Items from a dataset
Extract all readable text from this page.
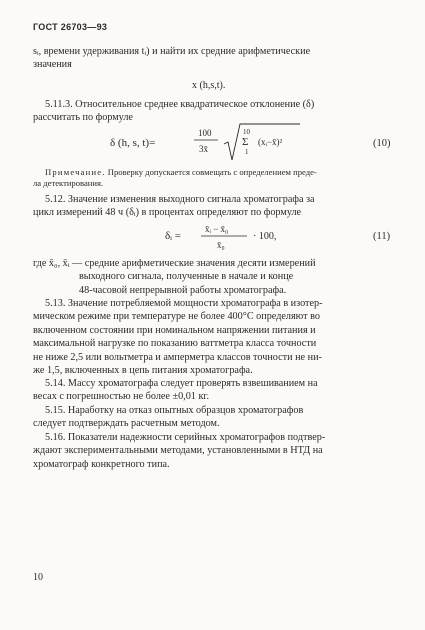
ГОСТ 26703—93
sᵢ, времени удерживания tᵢ) и найти их средние арифметические
значения
x (h,s,t).
5.11.3. Относительное среднее квадратическое отклонение (δ)
рассчитать по формуле
δ (h, s, t)=
100
3x̄
10
Σ
1
(xᵢ−x̄)²	(10)
Примечание. Проверку допускается совмещать с определением преде-
ла детектирования.
5.12. Значение изменения выходного сигнала хроматографа за
цикл измерений 48 ч (δᵢ) в процентах определяют по формуле
δᵢ =
x̄ᵢ − x̄₀
x̄₀
· 100,	(11)
где x̄₀, x̄ᵢ — средние арифметические значения десяти измерений
выходного сигнала, полученные в начале и конце
48-часовой непрерывной работы хроматографа.
5.13. Значение потребляемой мощности хроматографа в изотер-
мическом режиме при температуре не более 400°С определяют во
включенном состоянии при номинальном напряжении питания и
максимальной нагрузке по показанию ваттметра класса точности
не ниже 2,5 или вольтметра и амперметра классов точности не ни-
же 1,5, включенных в цепь питания хроматографа.
5.14. Массу хроматографа следует проверять взвешиванием на
весах с погрешностью не более ±0,01 кг.
5.15. Наработку на отказ опытных образцов хроматографов
следует подтверждать расчетным методом.
5.16. Показатели надежности серийных хроматографов подтвер-
ждают экспериментальными методами, установленными в НТД на
хроматограф конкретного типа.
10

*PROBLEM DETAILS:*
Extract every line from the records above that contains the word "следует".

*RESULT:*
5.14. Массу хроматографа следует проверять взвешиванием на
следует подтверждать расчетным методом.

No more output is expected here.